• What needs to be done: Continue the piece below on how AI is reshaping SEO strategy, starting after its last paragraph.

• Extract provided:
***

Where They Disagree: Can You Still Win With Content Alone?

Here's where the three leaders diverge sharply.

Flanagan's worldview suggests that pure content plays are dying. If users interact with AI agents instead of reading blog posts, then the traditional "rank for a keyword, convert via CTA" model breaks. SEO becomes a data source for training agents, not a standalone channel.

Shai, on the other hand, is betting that brand-driven SEO—where content supports a broader marketing motion—still scales. Wix isn't relying on blog posts to drive conversions. They're using content to capture demand created by $100 million in annual marketing spend across TV, video, influencers, and events.

And Harries (based on ElevenLabs' trajectory) represents a third path: product-led SEO, where the product itself generates the pages. Every voice created, every language supported, every use case documented becomes a landing page. The content is a byproduct of product usage, not a standalone editorial effort.

The disagreement isn't about whether SEO works. It's about who SEO works for. Companies with strong product loops or massive brand budgets can still extract value. Mid-market B2B SaaS companies relying on blog content to drive MQLs are in trouble.

The New SEO Stack: AI, Unstructured Data, and Multimodal Interfaces

Flanagan's vision of the AI innovation pod reveals what the new SEO infrastructure looks like. It starts with an AI ops team ingesting unstructured data—everything from customer support transcripts to sales call recordings to user behavior logs. That data layer becomes the foundation for AI agents that can answer queries, personalize experiences, and guide users through the product.

For SEO, this means the traditional CMS-based content strategy is obsolete. Instead of publishing static blog posts optimized for keywords, teams need to build systems that can dynamically generate answers, personalize landing pages, and serve the right experience based on user intent.

The companies winning SEO in 2025 aren't the ones with the best content writers. They're the ones with the best data pipelines and the fastest AI deployment loops. Wix can personalize landing pages for millions of queries because they have years of user data. ElevenLabs can rank for voice-related searches because their product generates use cases faster than competitors can write about them. HubSpot can answer buyer questions through AI agents because they've been collecting sales transcripts and support tickets for a decade.

***

• Information:

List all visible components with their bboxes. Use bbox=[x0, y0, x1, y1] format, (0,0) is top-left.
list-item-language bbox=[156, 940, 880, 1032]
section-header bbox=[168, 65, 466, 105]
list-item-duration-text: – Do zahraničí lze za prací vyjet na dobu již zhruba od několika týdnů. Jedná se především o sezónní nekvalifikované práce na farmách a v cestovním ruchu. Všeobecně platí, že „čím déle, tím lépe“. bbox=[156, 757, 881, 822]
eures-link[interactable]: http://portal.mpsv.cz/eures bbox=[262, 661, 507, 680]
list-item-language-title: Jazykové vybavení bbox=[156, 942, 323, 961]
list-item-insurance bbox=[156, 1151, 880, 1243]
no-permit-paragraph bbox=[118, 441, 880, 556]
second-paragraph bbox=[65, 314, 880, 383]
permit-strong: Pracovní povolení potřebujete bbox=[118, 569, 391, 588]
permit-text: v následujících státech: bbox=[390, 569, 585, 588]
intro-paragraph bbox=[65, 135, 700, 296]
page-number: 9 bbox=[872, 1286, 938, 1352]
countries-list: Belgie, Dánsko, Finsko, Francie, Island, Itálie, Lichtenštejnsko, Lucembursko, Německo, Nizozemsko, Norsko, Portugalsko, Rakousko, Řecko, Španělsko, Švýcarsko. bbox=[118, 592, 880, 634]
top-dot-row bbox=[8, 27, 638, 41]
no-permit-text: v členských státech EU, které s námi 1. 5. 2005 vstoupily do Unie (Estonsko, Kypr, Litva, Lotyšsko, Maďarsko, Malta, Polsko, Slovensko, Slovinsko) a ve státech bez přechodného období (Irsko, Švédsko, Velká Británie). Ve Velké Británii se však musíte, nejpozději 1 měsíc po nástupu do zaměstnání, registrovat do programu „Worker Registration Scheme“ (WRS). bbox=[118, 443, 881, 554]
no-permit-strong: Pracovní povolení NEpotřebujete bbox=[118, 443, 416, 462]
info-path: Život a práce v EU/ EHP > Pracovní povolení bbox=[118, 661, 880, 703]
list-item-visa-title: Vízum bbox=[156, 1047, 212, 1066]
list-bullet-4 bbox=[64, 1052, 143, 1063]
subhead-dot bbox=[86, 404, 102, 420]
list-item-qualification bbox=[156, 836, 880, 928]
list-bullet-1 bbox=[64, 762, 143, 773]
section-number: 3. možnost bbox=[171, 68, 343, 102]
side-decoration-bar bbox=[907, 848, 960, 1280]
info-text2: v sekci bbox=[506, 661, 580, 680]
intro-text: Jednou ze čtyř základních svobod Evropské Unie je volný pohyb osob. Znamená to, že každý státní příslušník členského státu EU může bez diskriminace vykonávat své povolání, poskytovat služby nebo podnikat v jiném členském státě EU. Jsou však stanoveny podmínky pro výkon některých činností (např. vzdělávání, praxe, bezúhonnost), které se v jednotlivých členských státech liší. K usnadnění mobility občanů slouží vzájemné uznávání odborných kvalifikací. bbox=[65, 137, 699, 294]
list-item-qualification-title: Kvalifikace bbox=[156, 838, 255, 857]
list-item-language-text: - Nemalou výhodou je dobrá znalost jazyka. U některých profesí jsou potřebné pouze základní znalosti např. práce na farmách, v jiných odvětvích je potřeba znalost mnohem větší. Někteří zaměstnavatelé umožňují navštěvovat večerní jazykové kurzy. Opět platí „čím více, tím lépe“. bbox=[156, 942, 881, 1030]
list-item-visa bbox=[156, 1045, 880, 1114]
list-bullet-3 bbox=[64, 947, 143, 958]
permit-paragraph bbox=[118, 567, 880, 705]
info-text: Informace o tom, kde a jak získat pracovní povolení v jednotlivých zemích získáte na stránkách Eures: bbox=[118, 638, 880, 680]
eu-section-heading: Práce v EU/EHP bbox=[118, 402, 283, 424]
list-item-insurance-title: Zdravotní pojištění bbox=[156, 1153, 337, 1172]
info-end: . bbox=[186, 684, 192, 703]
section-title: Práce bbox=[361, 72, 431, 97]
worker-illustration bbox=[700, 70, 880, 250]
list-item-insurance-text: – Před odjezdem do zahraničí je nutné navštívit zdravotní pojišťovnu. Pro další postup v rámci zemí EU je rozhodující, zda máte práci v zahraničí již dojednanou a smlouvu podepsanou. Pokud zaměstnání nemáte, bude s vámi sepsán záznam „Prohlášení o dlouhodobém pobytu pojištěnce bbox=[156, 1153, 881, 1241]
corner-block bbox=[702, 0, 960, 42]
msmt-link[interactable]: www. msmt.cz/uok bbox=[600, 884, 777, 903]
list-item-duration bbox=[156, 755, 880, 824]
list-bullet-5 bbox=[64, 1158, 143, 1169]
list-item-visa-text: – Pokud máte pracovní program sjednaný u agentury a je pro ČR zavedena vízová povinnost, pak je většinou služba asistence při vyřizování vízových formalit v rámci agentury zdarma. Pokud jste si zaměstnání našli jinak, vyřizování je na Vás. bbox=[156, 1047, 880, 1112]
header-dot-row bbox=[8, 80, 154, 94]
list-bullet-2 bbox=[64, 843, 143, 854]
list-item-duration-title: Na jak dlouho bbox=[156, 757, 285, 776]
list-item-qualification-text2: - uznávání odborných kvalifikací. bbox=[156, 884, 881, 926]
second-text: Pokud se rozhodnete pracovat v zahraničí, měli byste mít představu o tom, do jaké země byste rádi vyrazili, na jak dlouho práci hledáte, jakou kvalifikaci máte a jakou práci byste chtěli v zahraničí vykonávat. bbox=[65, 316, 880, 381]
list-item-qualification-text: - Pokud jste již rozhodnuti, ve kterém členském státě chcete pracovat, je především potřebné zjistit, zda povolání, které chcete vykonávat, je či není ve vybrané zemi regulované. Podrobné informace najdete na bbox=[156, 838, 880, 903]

***

• Reply:
What This Means for Founders Building Today

So where does this leave early-stage founders trying to decide whether to invest in SEO?

First, if you're building a product without network effects, user-generated content, or a massive brand budget, SEO as a primary acquisition channel is a coin flip. The days of ranking a handful of blog posts and driving predictable MQL volume are over for most categories. Google's AI Overviews are eating that traffic, and LLMs are training on your content without sending you clicks.

Second, if you do invest in SEO, build it as part of a broader system. Flanagan's advice to start with an AI ops team and an AI innovation pod isn't just about onboarding—it's about creating the infrastructure to personalize, automate, and scale beyond static pages. SEO becomes one input into a larger demand capture engine, not a siloed channel with its own metrics.

Third, brand matters more than backlinks. Shai's willingness to spend millions on Super Bowl ads—and to measure that spend by traffic spikes and user acquisition—reflects a truth that most SEO tools obscure. If people don't know your brand, they won't click your organic listing, even if you rank #1. Brand-building creates the conditions for SEO to work.

And finally, the teams that win SEO in the next five years won't look like traditional SEO teams. They'll be cross-functional pods that combine data engineering, AI deployment, brand marketing, and product growth. The separation between "growth" and "marketing" and "product" is collapsing, just as Flanagan predicted. The question isn't whether SEO is dead. It's whether you're building the team that can do SEO in a world where the rules have completely changed.